Give a count of the lines below that have the string "inquit" in them, with no other words.

— Start GIVEN DATA —

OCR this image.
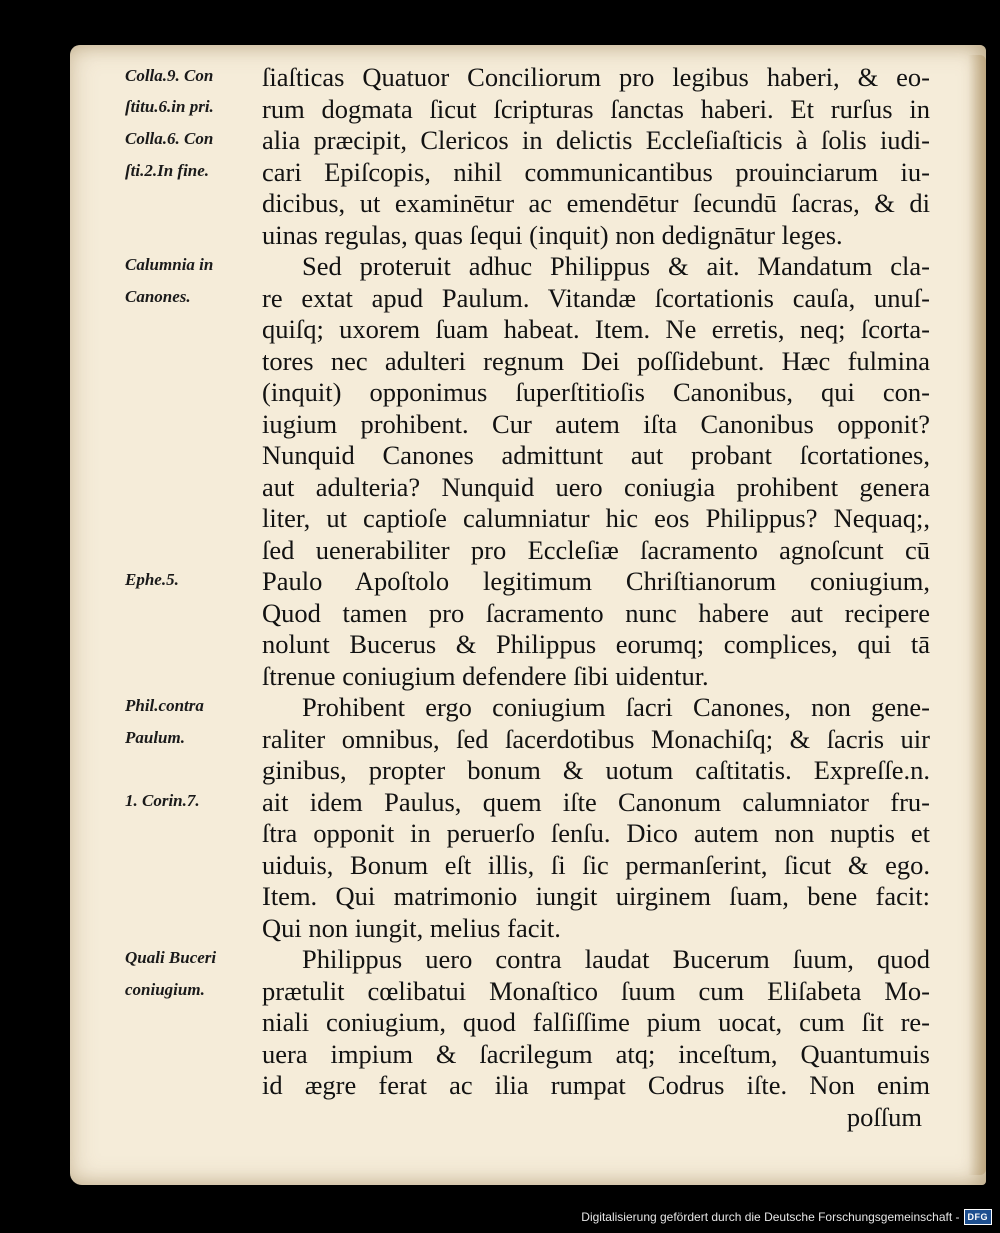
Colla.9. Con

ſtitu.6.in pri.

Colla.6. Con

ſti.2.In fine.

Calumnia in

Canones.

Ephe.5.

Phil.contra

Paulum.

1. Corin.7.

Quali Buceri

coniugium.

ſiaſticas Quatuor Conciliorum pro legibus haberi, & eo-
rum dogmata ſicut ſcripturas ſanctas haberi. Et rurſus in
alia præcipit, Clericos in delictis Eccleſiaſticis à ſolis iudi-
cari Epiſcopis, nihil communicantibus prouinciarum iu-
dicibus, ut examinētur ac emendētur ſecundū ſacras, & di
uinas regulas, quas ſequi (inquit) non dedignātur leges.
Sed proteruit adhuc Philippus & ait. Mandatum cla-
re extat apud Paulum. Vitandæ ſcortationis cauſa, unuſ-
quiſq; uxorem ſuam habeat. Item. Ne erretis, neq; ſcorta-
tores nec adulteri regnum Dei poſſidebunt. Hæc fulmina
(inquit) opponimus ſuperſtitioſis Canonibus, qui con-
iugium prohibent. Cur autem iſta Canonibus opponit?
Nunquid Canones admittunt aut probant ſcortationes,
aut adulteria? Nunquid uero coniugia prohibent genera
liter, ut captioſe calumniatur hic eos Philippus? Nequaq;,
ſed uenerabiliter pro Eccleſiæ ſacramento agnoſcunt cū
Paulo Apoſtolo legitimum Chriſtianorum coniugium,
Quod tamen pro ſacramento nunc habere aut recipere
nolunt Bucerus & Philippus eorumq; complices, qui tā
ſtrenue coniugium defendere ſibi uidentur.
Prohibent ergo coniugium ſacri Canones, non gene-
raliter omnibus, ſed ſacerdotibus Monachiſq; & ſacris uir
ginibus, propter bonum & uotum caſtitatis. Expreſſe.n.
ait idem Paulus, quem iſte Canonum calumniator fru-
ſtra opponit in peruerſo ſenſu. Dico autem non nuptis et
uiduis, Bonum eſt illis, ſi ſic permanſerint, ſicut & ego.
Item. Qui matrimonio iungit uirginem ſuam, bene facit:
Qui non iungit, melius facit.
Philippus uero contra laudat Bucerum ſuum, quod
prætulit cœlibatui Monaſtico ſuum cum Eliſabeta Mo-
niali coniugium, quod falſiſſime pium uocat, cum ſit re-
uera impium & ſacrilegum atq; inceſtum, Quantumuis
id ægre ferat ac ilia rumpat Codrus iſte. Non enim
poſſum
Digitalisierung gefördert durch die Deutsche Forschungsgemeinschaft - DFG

— End GIVEN DATA —
— Start GIVEN DATA —

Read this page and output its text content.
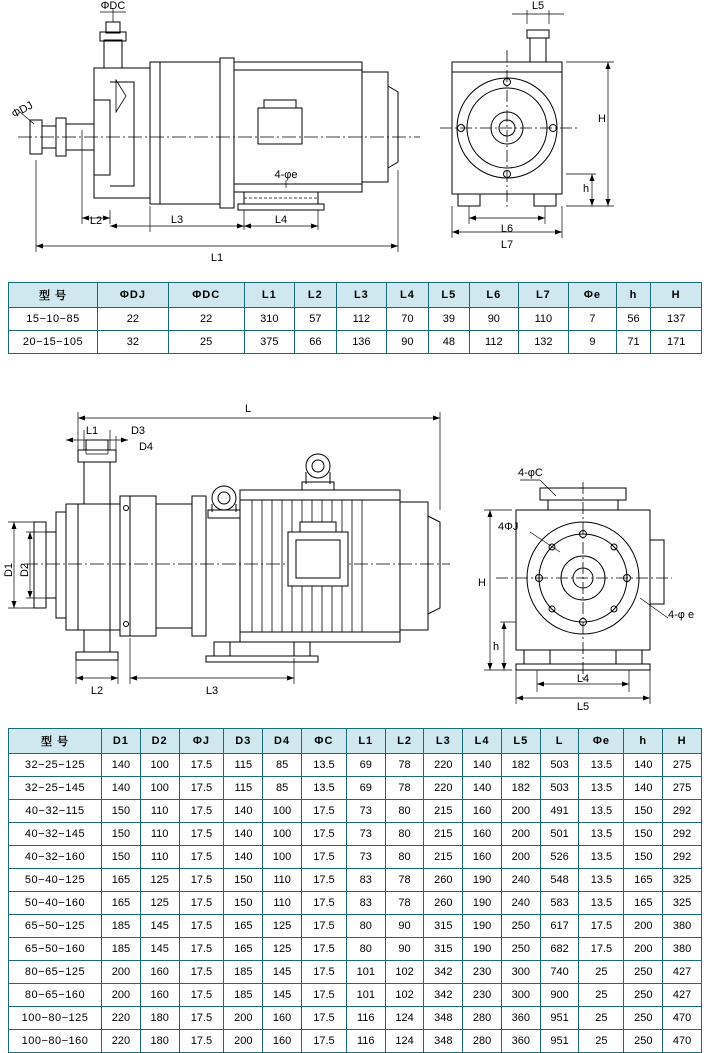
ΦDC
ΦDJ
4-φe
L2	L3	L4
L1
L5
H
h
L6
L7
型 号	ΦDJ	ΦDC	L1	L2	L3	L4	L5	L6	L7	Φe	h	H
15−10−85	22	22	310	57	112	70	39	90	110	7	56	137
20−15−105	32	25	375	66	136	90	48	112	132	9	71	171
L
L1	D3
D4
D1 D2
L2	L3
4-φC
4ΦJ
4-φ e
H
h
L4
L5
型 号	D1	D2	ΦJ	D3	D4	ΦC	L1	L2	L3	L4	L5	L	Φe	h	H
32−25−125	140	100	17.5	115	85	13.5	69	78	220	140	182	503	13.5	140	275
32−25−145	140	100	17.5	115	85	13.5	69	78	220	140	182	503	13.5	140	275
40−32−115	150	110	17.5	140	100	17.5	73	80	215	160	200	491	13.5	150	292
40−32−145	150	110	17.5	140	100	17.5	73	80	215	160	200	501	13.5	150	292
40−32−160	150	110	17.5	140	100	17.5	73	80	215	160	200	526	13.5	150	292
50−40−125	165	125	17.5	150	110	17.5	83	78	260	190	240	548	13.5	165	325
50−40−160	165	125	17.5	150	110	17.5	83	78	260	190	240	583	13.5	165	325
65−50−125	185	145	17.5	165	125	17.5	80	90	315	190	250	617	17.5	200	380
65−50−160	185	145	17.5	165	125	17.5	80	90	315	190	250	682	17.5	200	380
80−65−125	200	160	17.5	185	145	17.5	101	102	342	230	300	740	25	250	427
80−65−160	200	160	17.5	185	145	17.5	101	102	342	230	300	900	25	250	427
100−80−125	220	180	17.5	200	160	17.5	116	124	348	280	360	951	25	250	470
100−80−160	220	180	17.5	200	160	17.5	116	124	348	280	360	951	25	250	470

— End GIVEN DATA —

▶ ANSWER BELOW:
2